__What you will do__
Extract all of the data and reproduce it precisely.

# # # #

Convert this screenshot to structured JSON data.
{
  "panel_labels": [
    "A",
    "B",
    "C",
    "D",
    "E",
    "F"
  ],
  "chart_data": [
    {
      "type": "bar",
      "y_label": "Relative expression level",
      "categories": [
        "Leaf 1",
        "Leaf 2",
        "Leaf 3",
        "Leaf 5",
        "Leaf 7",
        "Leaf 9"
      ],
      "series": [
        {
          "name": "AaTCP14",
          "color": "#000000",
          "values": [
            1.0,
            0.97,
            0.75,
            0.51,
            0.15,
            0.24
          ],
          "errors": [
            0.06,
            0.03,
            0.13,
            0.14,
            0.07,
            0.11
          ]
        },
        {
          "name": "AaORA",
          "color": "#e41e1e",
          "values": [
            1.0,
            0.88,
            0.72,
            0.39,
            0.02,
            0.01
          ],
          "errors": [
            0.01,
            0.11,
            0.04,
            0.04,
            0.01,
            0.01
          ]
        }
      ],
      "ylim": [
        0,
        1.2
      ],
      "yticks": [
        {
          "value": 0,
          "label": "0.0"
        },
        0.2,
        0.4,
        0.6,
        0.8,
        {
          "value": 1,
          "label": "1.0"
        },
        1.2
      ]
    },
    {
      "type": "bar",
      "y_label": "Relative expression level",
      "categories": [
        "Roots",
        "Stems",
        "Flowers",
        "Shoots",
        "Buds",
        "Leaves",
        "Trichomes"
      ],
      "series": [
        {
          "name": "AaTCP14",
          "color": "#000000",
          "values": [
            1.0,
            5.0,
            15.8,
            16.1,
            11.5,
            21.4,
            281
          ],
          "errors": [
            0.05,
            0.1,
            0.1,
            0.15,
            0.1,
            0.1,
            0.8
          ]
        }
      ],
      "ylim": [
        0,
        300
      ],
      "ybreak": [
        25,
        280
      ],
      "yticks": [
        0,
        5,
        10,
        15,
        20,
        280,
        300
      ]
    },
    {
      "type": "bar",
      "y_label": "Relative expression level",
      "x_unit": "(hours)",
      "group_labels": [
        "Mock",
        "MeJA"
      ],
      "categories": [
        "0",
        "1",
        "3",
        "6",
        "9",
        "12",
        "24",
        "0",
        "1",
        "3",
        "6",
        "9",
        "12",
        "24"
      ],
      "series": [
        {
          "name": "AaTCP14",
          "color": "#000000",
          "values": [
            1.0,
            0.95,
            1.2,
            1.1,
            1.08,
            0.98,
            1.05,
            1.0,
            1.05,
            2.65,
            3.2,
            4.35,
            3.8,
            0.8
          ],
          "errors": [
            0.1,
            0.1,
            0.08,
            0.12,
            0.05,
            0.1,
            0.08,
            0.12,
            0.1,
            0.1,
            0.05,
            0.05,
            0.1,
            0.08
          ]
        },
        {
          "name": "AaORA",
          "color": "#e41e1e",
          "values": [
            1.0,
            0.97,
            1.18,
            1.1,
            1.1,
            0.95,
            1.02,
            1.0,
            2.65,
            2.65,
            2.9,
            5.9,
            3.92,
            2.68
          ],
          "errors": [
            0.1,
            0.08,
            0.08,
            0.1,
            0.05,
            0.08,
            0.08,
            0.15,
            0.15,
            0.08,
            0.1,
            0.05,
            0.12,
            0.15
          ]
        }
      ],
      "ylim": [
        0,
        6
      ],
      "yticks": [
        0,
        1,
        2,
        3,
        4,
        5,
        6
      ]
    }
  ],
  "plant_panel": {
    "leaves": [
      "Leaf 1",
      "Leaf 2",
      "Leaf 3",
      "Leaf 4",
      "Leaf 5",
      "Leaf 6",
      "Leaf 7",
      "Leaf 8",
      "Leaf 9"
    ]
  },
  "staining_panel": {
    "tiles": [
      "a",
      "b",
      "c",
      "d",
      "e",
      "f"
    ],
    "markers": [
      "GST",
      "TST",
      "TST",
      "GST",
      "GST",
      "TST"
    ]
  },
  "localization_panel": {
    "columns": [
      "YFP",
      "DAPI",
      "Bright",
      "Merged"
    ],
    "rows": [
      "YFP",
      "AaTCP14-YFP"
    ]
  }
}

# # # #

__Expected answer__
Convert this screenshot to structured JSON data.
{
  "panel_labels": [
    "A",
    "B",
    "C",
    "D",
    "E",
    "F"
  ],
  "chart_data": [
    {
      "type": "bar",
      "y_label": "Relative expression level",
      "categories": [
        "Leaf 1",
        "Leaf 2",
        "Leaf 3",
        "Leaf 5",
        "Leaf 7",
        "Leaf 9"
      ],
      "series": [
        {
          "name": "AaTCP14",
          "color": "#000000",
          "values": [
            1.0,
            0.97,
            0.75,
            0.51,
            0.15,
            0.24
          ],
          "errors": [
            0.06,
            0.03,
            0.13,
            0.14,
            0.07,
            0.11
          ]
        },
        {
          "name": "AaORA",
          "color": "#e41e1e",
          "values": [
            1.0,
            0.88,
            0.72,
            0.39,
            0.02,
            0.01
          ],
          "errors": [
            0.01,
            0.11,
            0.04,
            0.04,
            0.01,
            0.01
          ]
        }
      ],
      "ylim": [
        0,
        1.2
      ],
      "yticks": [
        {
          "value": 0,
          "label": "0.0"
        },
        0.2,
        0.4,
        0.6,
        0.8,
        {
          "value": 1,
          "label": "1.0"
        },
        1.2
      ]
    },
    {
      "type": "bar",
      "y_label": "Relative expression level",
      "categories": [
        "Roots",
        "Stems",
        "Flowers",
        "Shoots",
        "Buds",
        "Leaves",
        "Trichomes"
      ],
      "series": [
        {
          "name": "AaTCP14",
          "color": "#000000",
          "values": [
            1.0,
            5.0,
            15.8,
            16.1,
            11.5,
            21.4,
            281
          ],
          "errors": [
            0.05,
            0.1,
            0.1,
            0.15,
            0.1,
            0.1,
            0.8
          ]
        }
      ],
      "ylim": [
        0,
        300
      ],
      "ybreak": [
        25,
        280
      ],
      "yticks": [
        0,
        5,
        10,
        15,
        20,
        280,
        300
      ]
    },
    {
      "type": "bar",
      "y_label": "Relative expression level",
      "x_unit": "(hours)",
      "group_labels": [
        "Mock",
        "MeJA"
      ],
      "categories": [
        "0",
        "1",
        "3",
        "6",
        "9",
        "12",
        "24",
        "0",
        "1",
        "3",
        "6",
        "9",
        "12",
        "24"
      ],
      "series": [
        {
          "name": "AaTCP14",
          "color": "#000000",
          "values": [
            1.0,
            0.95,
            1.2,
            1.1,
            1.08,
            0.98,
            1.05,
            1.0,
            1.05,
            2.65,
            3.2,
            4.35,
            3.8,
            0.8
          ],
          "errors": [
            0.1,
            0.1,
            0.08,
            0.12,
            0.05,
            0.1,
            0.08,
            0.12,
            0.1,
            0.1,
            0.05,
            0.05,
            0.1,
            0.08
          ]
        },
        {
          "name": "AaORA",
          "color": "#e41e1e",
          "values": [
            1.0,
            0.97,
            1.18,
            1.1,
            1.1,
            0.95,
            1.02,
            1.0,
            2.65,
            2.65,
            2.9,
            5.9,
            3.92,
            2.68
          ],
          "errors": [
            0.1,
            0.08,
            0.08,
            0.1,
            0.05,
            0.08,
            0.08,
            0.15,
            0.15,
            0.08,
            0.1,
            0.05,
            0.12,
            0.15
          ]
        }
      ],
      "ylim": [
        0,
        6
      ],
      "yticks": [
        0,
        1,
        2,
        3,
        4,
        5,
        6
      ]
    }
  ],
  "plant_panel": {
    "leaves": [
      "Leaf 1",
      "Leaf 2",
      "Leaf 3",
      "Leaf 4",
      "Leaf 5",
      "Leaf 6",
      "Leaf 7",
      "Leaf 8",
      "Leaf 9"
    ]
  },
  "staining_panel": {
    "tiles": [
      "a",
      "b",
      "c",
      "d",
      "e",
      "f"
    ],
    "markers": [
      "GST",
      "TST",
      "TST",
      "GST",
      "GST",
      "TST"
    ]
  },
  "localization_panel": {
    "columns": [
      "YFP",
      "DAPI",
      "Bright",
      "Merged"
    ],
    "rows": [
      "YFP",
      "AaTCP14-YFP"
    ]
  }
}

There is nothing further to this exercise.